TASK TO CARRY OUT: Copy out all the lines where "TradingView" shows up.

GIVEN RECORDS:
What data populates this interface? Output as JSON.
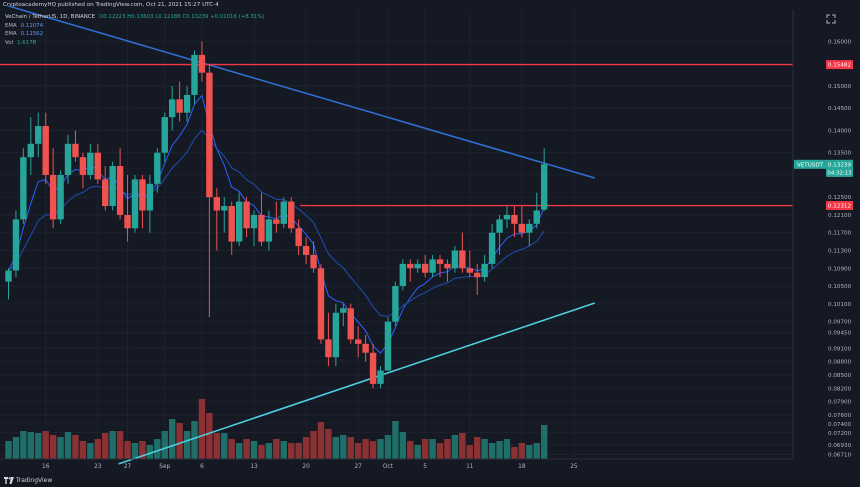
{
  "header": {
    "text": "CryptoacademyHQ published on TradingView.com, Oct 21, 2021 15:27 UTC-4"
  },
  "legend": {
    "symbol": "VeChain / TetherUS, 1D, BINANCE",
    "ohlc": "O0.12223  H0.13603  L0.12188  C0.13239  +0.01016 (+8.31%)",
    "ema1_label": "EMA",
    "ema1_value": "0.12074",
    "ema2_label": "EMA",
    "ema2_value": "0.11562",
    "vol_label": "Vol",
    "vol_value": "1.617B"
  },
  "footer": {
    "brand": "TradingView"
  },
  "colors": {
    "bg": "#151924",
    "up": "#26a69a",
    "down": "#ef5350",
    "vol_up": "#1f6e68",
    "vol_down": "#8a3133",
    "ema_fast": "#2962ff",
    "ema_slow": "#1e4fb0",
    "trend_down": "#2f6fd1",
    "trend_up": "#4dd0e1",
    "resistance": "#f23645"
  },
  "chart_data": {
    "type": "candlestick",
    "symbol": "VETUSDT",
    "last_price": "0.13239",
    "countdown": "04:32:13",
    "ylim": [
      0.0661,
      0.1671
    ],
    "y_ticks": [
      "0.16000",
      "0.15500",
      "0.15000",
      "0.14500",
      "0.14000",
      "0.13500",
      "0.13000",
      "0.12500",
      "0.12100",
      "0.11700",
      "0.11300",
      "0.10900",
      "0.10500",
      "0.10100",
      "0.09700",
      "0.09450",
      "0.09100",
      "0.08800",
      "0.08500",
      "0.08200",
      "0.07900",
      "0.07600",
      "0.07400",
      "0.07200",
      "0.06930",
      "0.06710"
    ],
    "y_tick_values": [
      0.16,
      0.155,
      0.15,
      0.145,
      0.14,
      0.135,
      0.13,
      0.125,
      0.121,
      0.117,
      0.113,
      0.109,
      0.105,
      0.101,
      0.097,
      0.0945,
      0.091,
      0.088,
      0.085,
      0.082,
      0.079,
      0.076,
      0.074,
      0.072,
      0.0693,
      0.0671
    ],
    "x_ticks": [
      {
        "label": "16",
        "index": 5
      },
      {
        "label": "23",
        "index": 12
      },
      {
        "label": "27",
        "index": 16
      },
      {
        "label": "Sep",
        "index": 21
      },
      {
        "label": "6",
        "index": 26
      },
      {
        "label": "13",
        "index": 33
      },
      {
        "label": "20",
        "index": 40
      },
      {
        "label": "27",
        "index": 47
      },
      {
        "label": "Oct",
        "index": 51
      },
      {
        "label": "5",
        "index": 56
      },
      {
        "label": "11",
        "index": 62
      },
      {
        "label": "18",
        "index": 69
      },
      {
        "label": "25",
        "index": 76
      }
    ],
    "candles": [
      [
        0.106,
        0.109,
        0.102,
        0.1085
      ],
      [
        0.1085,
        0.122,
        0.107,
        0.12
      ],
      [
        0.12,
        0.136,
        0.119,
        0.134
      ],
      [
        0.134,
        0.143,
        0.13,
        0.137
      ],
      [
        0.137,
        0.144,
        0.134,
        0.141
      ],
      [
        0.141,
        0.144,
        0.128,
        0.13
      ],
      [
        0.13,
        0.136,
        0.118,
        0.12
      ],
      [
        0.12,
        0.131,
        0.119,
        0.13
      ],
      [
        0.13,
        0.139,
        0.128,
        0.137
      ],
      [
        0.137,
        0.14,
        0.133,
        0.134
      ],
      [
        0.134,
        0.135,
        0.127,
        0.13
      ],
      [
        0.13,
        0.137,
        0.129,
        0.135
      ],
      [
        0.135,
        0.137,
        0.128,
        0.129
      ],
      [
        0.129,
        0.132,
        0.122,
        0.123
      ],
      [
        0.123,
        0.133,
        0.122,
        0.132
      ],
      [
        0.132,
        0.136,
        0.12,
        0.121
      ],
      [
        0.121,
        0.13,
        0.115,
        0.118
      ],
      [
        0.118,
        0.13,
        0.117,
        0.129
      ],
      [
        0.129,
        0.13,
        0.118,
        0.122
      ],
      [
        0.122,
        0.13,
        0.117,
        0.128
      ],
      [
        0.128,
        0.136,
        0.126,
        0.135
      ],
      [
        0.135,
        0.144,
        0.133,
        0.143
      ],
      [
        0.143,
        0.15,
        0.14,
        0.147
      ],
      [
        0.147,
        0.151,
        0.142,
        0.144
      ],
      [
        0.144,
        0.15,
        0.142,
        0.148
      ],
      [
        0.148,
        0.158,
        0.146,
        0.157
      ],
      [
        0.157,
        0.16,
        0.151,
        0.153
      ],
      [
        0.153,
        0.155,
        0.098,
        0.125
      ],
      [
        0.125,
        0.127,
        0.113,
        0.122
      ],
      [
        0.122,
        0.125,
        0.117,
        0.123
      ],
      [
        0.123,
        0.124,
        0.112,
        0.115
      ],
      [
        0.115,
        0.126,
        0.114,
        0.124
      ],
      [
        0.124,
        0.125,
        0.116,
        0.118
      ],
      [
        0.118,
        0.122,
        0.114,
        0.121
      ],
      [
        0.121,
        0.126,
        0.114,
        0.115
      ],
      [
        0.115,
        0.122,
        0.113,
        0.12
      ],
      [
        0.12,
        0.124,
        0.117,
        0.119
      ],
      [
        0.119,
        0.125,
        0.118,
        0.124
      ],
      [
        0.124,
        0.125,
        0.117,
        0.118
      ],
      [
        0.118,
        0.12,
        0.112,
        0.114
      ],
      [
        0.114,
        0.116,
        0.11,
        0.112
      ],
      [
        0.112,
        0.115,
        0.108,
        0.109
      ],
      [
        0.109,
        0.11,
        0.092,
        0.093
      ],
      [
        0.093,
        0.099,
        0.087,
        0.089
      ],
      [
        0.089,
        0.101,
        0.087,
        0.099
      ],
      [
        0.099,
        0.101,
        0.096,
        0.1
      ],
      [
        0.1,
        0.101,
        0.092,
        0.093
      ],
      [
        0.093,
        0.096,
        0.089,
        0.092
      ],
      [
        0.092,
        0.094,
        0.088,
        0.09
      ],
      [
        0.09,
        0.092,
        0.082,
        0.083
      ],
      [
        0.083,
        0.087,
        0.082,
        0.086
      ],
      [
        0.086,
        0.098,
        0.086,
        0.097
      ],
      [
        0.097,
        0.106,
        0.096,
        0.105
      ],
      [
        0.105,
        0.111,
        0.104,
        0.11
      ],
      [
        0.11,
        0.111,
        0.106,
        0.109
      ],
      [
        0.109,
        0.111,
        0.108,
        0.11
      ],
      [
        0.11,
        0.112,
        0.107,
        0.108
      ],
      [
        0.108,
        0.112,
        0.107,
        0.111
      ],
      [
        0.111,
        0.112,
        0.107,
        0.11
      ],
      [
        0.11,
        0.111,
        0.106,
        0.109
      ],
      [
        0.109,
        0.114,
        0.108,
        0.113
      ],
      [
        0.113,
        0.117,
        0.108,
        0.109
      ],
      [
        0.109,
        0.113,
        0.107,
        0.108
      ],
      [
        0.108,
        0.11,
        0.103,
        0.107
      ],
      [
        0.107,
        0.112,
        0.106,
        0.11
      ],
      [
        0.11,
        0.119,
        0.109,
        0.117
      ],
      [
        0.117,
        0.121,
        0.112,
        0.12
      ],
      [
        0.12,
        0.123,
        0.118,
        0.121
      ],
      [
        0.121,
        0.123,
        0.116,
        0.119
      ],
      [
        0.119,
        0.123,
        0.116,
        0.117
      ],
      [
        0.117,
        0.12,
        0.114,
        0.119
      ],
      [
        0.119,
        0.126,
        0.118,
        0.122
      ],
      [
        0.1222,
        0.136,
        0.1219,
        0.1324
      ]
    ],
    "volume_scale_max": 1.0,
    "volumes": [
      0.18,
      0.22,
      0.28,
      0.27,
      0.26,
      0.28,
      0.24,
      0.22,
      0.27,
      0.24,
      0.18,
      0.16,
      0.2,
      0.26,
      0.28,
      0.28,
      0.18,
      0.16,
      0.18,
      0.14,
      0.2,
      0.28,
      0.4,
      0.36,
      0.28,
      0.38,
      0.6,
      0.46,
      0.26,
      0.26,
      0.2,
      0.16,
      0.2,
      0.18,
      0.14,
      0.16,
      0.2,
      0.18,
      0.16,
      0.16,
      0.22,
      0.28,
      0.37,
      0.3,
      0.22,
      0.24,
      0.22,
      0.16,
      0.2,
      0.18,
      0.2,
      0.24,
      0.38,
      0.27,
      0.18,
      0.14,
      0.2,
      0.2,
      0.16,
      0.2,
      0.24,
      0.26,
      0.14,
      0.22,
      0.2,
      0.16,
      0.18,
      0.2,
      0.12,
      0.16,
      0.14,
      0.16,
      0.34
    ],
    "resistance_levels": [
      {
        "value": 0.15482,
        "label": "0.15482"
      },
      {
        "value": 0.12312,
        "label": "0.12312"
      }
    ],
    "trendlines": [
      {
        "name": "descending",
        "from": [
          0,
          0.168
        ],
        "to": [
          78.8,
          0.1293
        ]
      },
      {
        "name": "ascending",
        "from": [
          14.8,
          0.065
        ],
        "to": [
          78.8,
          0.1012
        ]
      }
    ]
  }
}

RESULT OF THIS TASK:
    "text": "CryptoacademyHQ published on TradingView.com, Oct 21, 2021 15:27 UTC-4"
    "brand": "TradingView"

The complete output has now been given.